Region boundary data
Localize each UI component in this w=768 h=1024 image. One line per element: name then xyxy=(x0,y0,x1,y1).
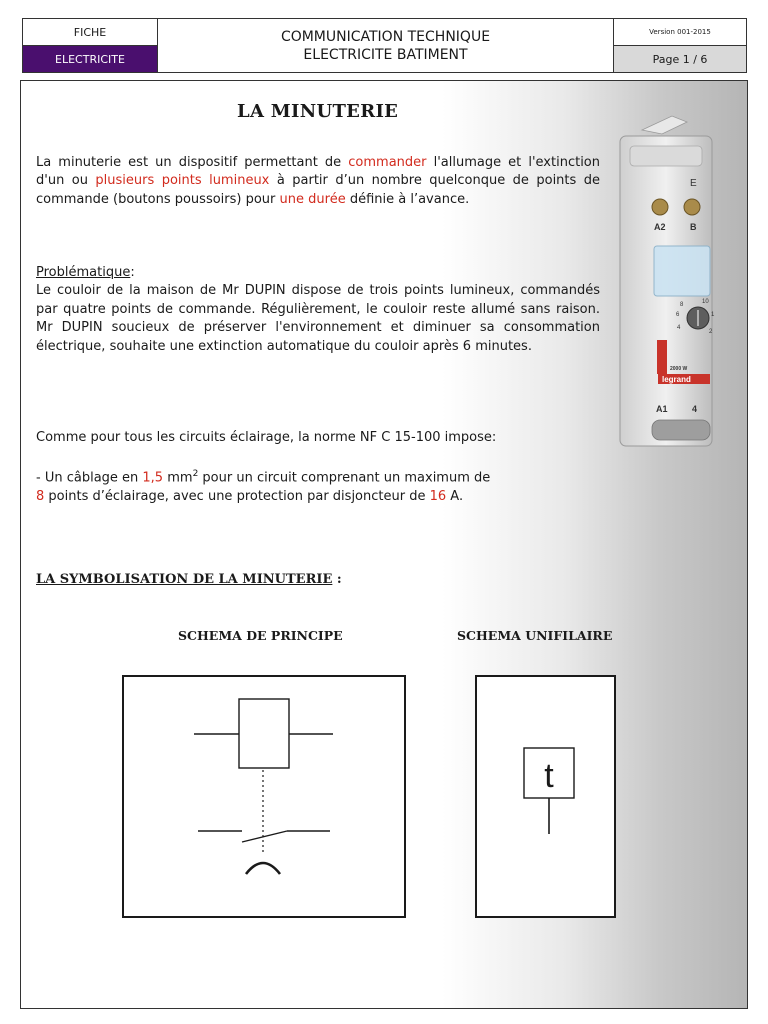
timer-relay-device xyxy=(612,112,724,448)
header-title xyxy=(158,19,614,72)
label-a1: A1 xyxy=(656,404,668,414)
dial-number-10: 10 xyxy=(702,299,709,305)
device-window xyxy=(654,246,710,296)
intro-text-2: l'allumage et l'extinction d'un ou xyxy=(36,155,600,189)
intro-text-3: à partir d’un nombre quelconque de points de commande (boutons poussoirs) pour xyxy=(36,173,600,207)
cabling-text-4: points d’éclairage, avec une protection par disjoncteur de xyxy=(44,488,430,504)
problem-colon: : xyxy=(130,265,135,280)
cabling-paragraph xyxy=(36,465,576,506)
schema-principe-diagram xyxy=(124,677,404,916)
problem-paragraph xyxy=(36,264,600,356)
dial-number-4: 4 xyxy=(677,325,681,331)
cabling-text-1: - Un câblage en xyxy=(36,470,143,486)
cabling-text-3: pour un circuit comprenant un maximum de xyxy=(198,470,491,486)
fiche-label: FICHE xyxy=(23,19,158,46)
page-indicator: Page 1 / 6 xyxy=(614,46,746,72)
schema-unifilaire-label: SCHEMA UNIFILAIRE xyxy=(457,628,613,643)
schema-principe-label: SCHEMA DE PRINCIPE xyxy=(178,628,343,643)
cabling-section: 1,5 xyxy=(142,470,164,486)
device-red-strip xyxy=(657,340,667,374)
dial-number-6: 6 xyxy=(676,312,680,318)
intro-paragraph xyxy=(36,154,600,209)
intro-highlight-2: plusieurs points lumineux xyxy=(95,173,270,189)
schema-unifilaire-diagram xyxy=(477,677,614,916)
dial-number-8: 8 xyxy=(680,302,684,308)
version-label: Version 001-2015 xyxy=(614,19,746,46)
device-illustration xyxy=(612,112,724,448)
schema-principe-box xyxy=(122,675,406,918)
label-power: 2000 W xyxy=(670,366,688,372)
header-title-line2: ELECTRICITE BATIMENT xyxy=(303,46,468,63)
label-e: E xyxy=(690,178,697,189)
problem-text: Le couloir de la maison de Mr DUPIN dispose de trois points lumineux, commandés par quatre points de commande. Régulièrement, le couloir reste allumé sans raison. Mr DUPIN soucieux de préserver l'environnement et diminuer sa consommation électrique, souhaite une extinction automatique du couloir après 6 minutes. xyxy=(36,283,600,354)
problem-label: Problématique xyxy=(36,265,131,280)
norm-paragraph: Comme pour tous les circuits éclairage, la norme NF C 15-100 impose: xyxy=(36,430,497,445)
label-4: 4 xyxy=(692,404,698,414)
symbol-title-suffix: : xyxy=(332,572,342,587)
dial-number-1: 1 xyxy=(711,312,715,318)
category-badge: ELECTRICITE xyxy=(23,46,158,72)
device-clip xyxy=(642,116,687,134)
schema-unifilaire-box xyxy=(475,675,616,918)
document-title: LA MINUTERIE xyxy=(237,101,399,122)
header-title-line1: COMMUNICATION TECHNIQUE xyxy=(280,28,491,45)
symbol-section-title xyxy=(36,572,342,587)
brand-logo: legrand xyxy=(662,375,691,384)
cabling-sup: 2 xyxy=(192,469,199,479)
screw-a2 xyxy=(652,199,668,215)
device-bottom-slot xyxy=(652,420,710,440)
cabling-max-points: 8 xyxy=(36,488,45,504)
intro-text-1: La minuterie est un dispositif permettant de xyxy=(36,155,349,170)
dial-number-2: 2 xyxy=(709,329,713,335)
header-table xyxy=(22,18,747,73)
cabling-amperage: 16 xyxy=(429,488,447,504)
intro-highlight-3: une durée xyxy=(279,191,346,207)
timer-symbol-letter: t xyxy=(544,757,554,795)
cabling-unit: mm xyxy=(163,470,193,486)
relay-coil xyxy=(239,699,289,768)
intro-highlight-1: commander xyxy=(348,155,427,170)
screw-b xyxy=(684,199,700,215)
intro-text-4: définie à l’avance. xyxy=(345,191,470,207)
label-b: B xyxy=(690,222,697,232)
delay-arc-symbol xyxy=(246,863,280,874)
cabling-text-5: A. xyxy=(446,488,464,504)
device-top-slot xyxy=(630,146,702,166)
contact-switch xyxy=(242,831,287,842)
label-a2: A2 xyxy=(654,222,666,232)
symbol-title-text: LA SYMBOLISATION DE LA MINUTERIE xyxy=(36,572,333,587)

STATED GOAL
Locate every row above that contains the string "points", matching case exactly, and copy each of those rows in full.

TASK OUTPUT
intro-text-3: à partir d’un nombre quelconque de points de commande (boutons poussoirs) pour xyxy=(36,173,600,207)
cabling-text-4: points d’éclairage, avec une protection par disjoncteur de xyxy=(44,488,430,504)
intro-highlight-2: plusieurs points lumineux xyxy=(95,173,270,189)
problem-text: Le couloir de la maison de Mr DUPIN dispose de trois points lumineux, commandés par quatre points de commande. Régulièrement, le couloir reste allumé sans raison. Mr DUPIN soucieux de préserver l'environnement et diminuer sa consommation électrique, souhaite une extinction automatique du couloir après 6 minutes. xyxy=(36,283,600,354)
cabling-max-points: 8 xyxy=(36,488,45,504)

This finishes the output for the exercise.